• _Exercise description_: Reproduce each line exactly. Skip none.

• _Listed entries_:
▬▬▬▬▬▬

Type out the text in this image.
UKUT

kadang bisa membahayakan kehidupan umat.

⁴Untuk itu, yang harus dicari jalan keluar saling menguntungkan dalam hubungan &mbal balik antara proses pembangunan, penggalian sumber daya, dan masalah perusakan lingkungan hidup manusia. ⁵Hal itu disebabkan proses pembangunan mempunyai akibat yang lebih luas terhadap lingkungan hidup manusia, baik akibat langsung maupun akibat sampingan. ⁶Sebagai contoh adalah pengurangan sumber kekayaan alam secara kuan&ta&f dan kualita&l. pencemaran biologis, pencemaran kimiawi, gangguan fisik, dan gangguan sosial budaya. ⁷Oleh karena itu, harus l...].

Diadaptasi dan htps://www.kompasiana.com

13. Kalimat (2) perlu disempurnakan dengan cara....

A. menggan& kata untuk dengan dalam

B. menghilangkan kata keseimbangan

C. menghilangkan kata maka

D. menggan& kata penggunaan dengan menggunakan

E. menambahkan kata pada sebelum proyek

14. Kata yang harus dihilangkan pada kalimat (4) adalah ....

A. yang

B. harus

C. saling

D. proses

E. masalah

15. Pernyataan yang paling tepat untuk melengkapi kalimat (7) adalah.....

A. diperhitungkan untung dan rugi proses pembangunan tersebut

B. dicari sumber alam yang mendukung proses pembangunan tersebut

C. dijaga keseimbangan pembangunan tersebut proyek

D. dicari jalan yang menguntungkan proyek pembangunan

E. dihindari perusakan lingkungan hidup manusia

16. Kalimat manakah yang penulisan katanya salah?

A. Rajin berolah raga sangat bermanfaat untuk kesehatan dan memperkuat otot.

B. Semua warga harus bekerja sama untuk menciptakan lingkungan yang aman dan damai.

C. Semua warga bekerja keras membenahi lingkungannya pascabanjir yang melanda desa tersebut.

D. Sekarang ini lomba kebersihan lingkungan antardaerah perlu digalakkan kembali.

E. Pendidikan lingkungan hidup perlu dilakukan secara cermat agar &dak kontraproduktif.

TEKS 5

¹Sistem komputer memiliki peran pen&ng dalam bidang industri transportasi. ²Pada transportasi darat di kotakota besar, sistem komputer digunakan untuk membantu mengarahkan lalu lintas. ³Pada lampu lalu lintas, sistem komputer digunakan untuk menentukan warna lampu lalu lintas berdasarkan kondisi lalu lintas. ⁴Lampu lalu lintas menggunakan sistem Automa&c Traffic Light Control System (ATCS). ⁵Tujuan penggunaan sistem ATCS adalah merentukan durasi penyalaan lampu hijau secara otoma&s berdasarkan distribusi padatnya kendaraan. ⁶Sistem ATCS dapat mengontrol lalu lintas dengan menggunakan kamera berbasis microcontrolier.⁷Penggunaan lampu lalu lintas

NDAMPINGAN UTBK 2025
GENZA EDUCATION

▬▬▬▬▬▬

• _Result of this exercise_:
Type out the text in this image.
UKUT

kadang bisa membahayakan kehidupan umat.

⁴Untuk itu, yang harus dicari jalan keluar saling menguntungkan dalam hubungan &mbal balik antara proses pembangunan, penggalian sumber daya, dan masalah perusakan lingkungan hidup manusia. ⁵Hal itu disebabkan proses pembangunan mempunyai akibat yang lebih luas terhadap lingkungan hidup manusia, baik akibat langsung maupun akibat sampingan. ⁶Sebagai contoh adalah pengurangan sumber kekayaan alam secara kuan&ta&f dan kualita&l. pencemaran biologis, pencemaran kimiawi, gangguan fisik, dan gangguan sosial budaya. ⁷Oleh karena itu, harus l...].

Diadaptasi dan htps://www.kompasiana.com

13. Kalimat (2) perlu disempurnakan dengan cara....

A. menggan& kata untuk dengan dalam

B. menghilangkan kata keseimbangan

C. menghilangkan kata maka

D. menggan& kata penggunaan dengan menggunakan

E. menambahkan kata pada sebelum proyek

14. Kata yang harus dihilangkan pada kalimat (4) adalah ....

A. yang

B. harus

C. saling

D. proses

E. masalah

15. Pernyataan yang paling tepat untuk melengkapi kalimat (7) adalah.....

A. diperhitungkan untung dan rugi proses pembangunan tersebut

B. dicari sumber alam yang mendukung proses pembangunan tersebut

C. dijaga keseimbangan pembangunan tersebut proyek

D. dicari jalan yang menguntungkan proyek pembangunan

E. dihindari perusakan lingkungan hidup manusia

16. Kalimat manakah yang penulisan katanya salah?

A. Rajin berolah raga sangat bermanfaat untuk kesehatan dan memperkuat otot.

B. Semua warga harus bekerja sama untuk menciptakan lingkungan yang aman dan damai.

C. Semua warga bekerja keras membenahi lingkungannya pascabanjir yang melanda desa tersebut.

D. Sekarang ini lomba kebersihan lingkungan antardaerah perlu digalakkan kembali.

E. Pendidikan lingkungan hidup perlu dilakukan secara cermat agar &dak kontraproduktif.

TEKS 5

¹Sistem komputer memiliki peran pen&ng dalam bidang industri transportasi. ²Pada transportasi darat di kotakota besar, sistem komputer digunakan untuk membantu mengarahkan lalu lintas. ³Pada lampu lalu lintas, sistem komputer digunakan untuk menentukan warna lampu lalu lintas berdasarkan kondisi lalu lintas. ⁴Lampu lalu lintas menggunakan sistem Automa&c Traffic Light Control System (ATCS). ⁵Tujuan penggunaan sistem ATCS adalah merentukan durasi penyalaan lampu hijau secara otoma&s berdasarkan distribusi padatnya kendaraan. ⁶Sistem ATCS dapat mengontrol lalu lintas dengan menggunakan kamera berbasis microcontrolier.⁷Penggunaan lampu lalu lintas

NDAMPINGAN UTBK 2025
GENZA EDUCATION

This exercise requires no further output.